>> Start Source material
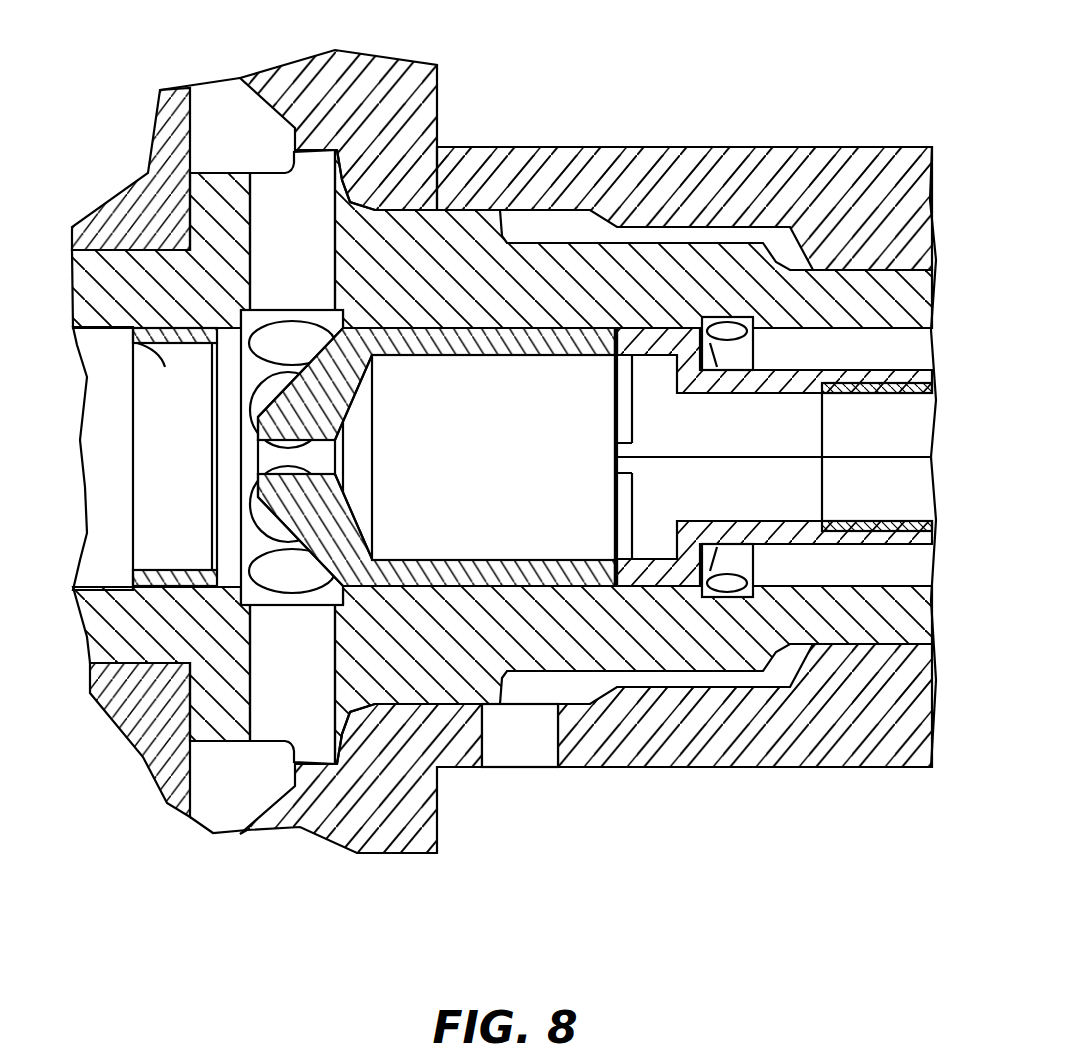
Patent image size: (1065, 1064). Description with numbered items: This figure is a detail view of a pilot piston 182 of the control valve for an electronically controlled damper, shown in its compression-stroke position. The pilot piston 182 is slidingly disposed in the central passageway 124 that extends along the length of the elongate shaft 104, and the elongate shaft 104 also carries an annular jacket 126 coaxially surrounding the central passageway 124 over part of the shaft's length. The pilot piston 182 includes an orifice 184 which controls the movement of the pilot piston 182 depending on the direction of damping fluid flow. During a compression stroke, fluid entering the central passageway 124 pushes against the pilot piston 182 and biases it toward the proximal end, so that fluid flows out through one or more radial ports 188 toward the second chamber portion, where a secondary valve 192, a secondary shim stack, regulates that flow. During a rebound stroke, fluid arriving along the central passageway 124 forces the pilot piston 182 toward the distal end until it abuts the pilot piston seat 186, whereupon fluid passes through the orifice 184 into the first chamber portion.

The elongate shaft 104 is at (653, 147).
The central passageway 124 is at (110, 337).
The annular jacket 126 is at (838, 340).
The pilot piston 182 is at (325, 560).
The orifice 184 is at (262, 453).
The pilot piston seat 186 is at (160, 368).
The radial ports 188 is at (280, 207).
The secondary valve 192 is at (163, 123).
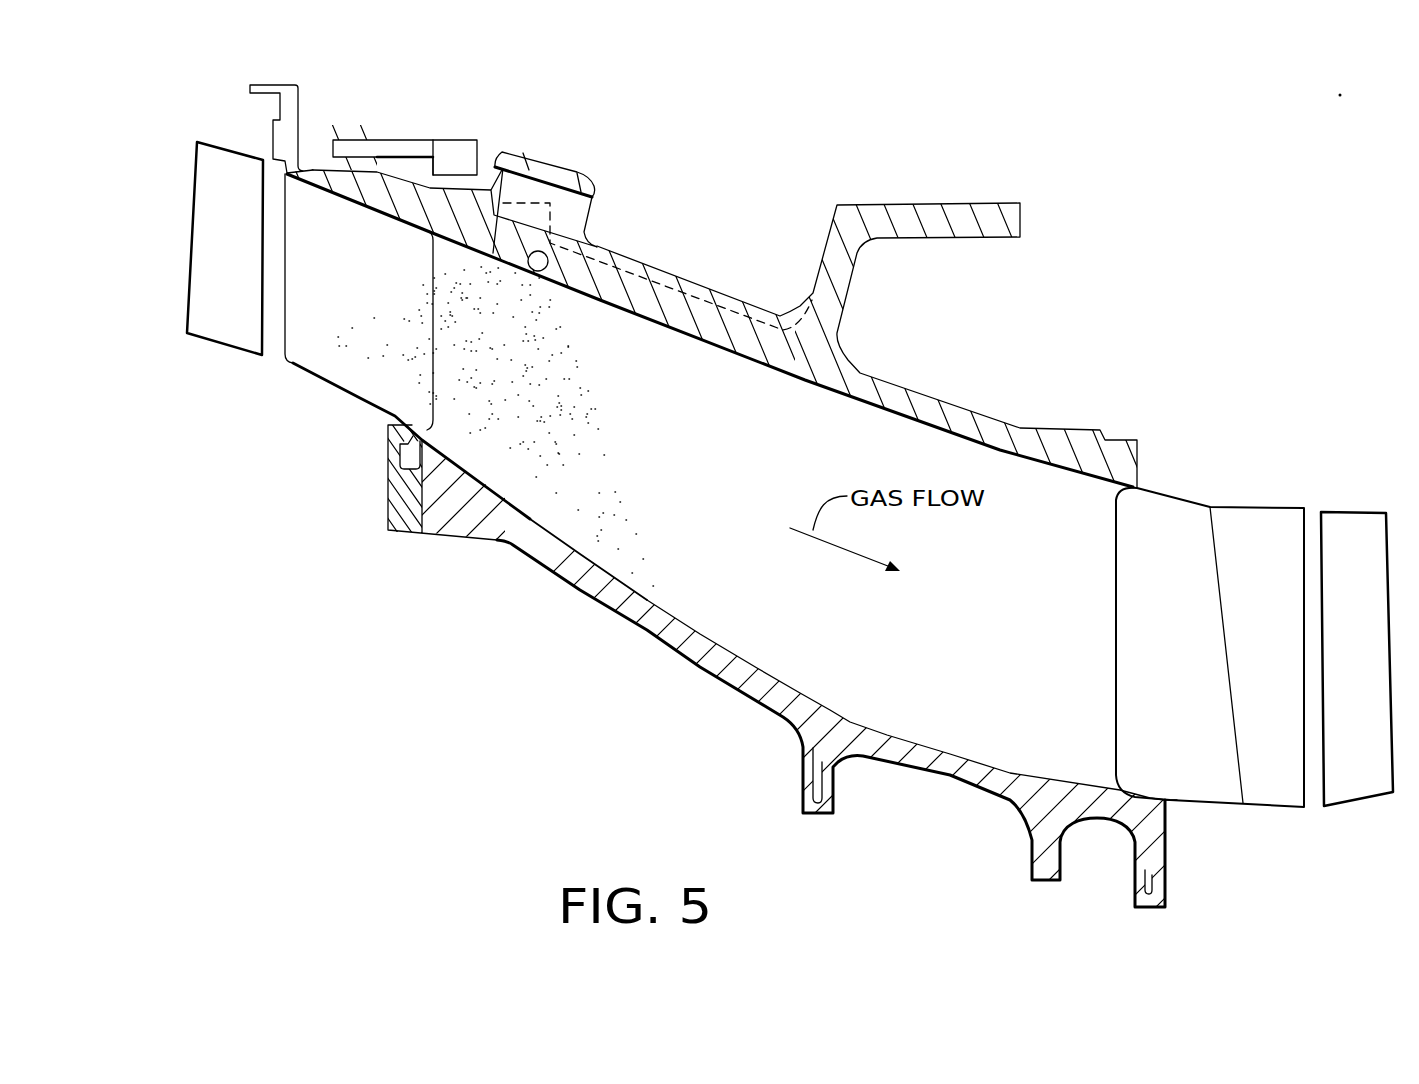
>> End Source material
Rewrite every row with "damper" replaced by "shock absorber" and nothing else changed. Leave the pictures out.

- Output for this task:
Patent image size: (1065, 1064). Description with numbered items: This figure is a detail view of a pilot piston 182 of the control valve for an electronically controlled shock absorber, shown in its compression-stroke position. The pilot piston 182 is slidingly disposed in the central passageway 124 that extends along the length of the elongate shaft 104, and the elongate shaft 104 also carries an annular jacket 126 coaxially surrounding the central passageway 124 over part of the shaft's length. The pilot piston 182 includes an orifice 184 which controls the movement of the pilot piston 182 depending on the direction of damping fluid flow. During a compression stroke, fluid entering the central passageway 124 pushes against the pilot piston 182 and biases it toward the proximal end, so that fluid flows out through one or more radial ports 188 toward the second chamber portion, where a secondary valve 192, a secondary shim stack, regulates that flow. During a rebound stroke, fluid arriving along the central passageway 124 forces the pilot piston 182 toward the distal end until it abuts the pilot piston seat 186, whereupon fluid passes through the orifice 184 into the first chamber portion.

The elongate shaft 104 is at (653, 147).
The central passageway 124 is at (110, 337).
The annular jacket 126 is at (838, 340).
The pilot piston 182 is at (325, 560).
The orifice 184 is at (262, 453).
The pilot piston seat 186 is at (160, 368).
The radial ports 188 is at (280, 207).
The secondary valve 192 is at (163, 123).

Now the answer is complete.